_Available data_

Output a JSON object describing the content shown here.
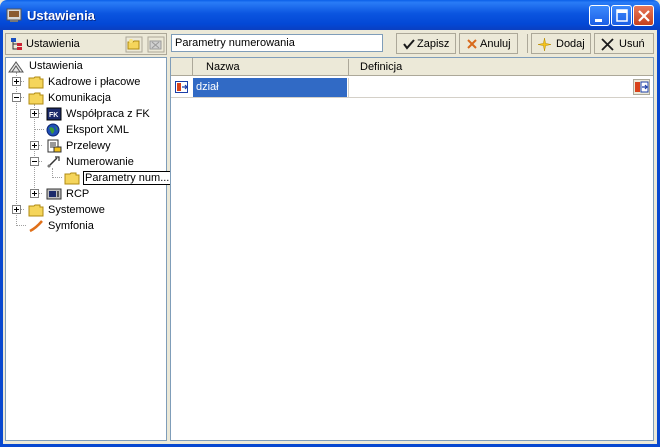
{
  "window": {
    "title": "Ustawienia"
  },
  "toolbar": {
    "tree_label": "Ustawienia",
    "path_value": "Parametry numerowania",
    "save_label": "Zapisz",
    "cancel_label": "Anuluj",
    "add_label": "Dodaj",
    "delete_label": "Usuń"
  },
  "tree": {
    "items": [
      {
        "label": "Ustawienia",
        "icon": "settings-root-icon"
      },
      {
        "label": "Kadrowe i płacowe",
        "icon": "folder-icon"
      },
      {
        "label": "Komunikacja",
        "icon": "folder-icon"
      },
      {
        "label": "Współpraca z FK",
        "icon": "fk-icon"
      },
      {
        "label": "Eksport XML",
        "icon": "globe-icon"
      },
      {
        "label": "Przelewy",
        "icon": "transfer-icon"
      },
      {
        "label": "Numerowanie",
        "icon": "numbering-icon"
      },
      {
        "label": "Parametry num...",
        "icon": "folder-icon"
      },
      {
        "label": "RCP",
        "icon": "rcp-icon"
      },
      {
        "label": "Systemowe",
        "icon": "folder-icon"
      },
      {
        "label": "Symfonia",
        "icon": "symfonia-icon"
      }
    ]
  },
  "grid": {
    "columns": [
      "Nazwa",
      "Definicja"
    ],
    "rows": [
      {
        "name": "dział",
        "definition": ""
      }
    ]
  }
}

_Exercise_
Single out each line of the records above with the string "Ustawienia" in it, and copy it.

_Written answer_
    "title": "Ustawienia"
    "tree_label": "Ustawienia",
        "label": "Ustawienia",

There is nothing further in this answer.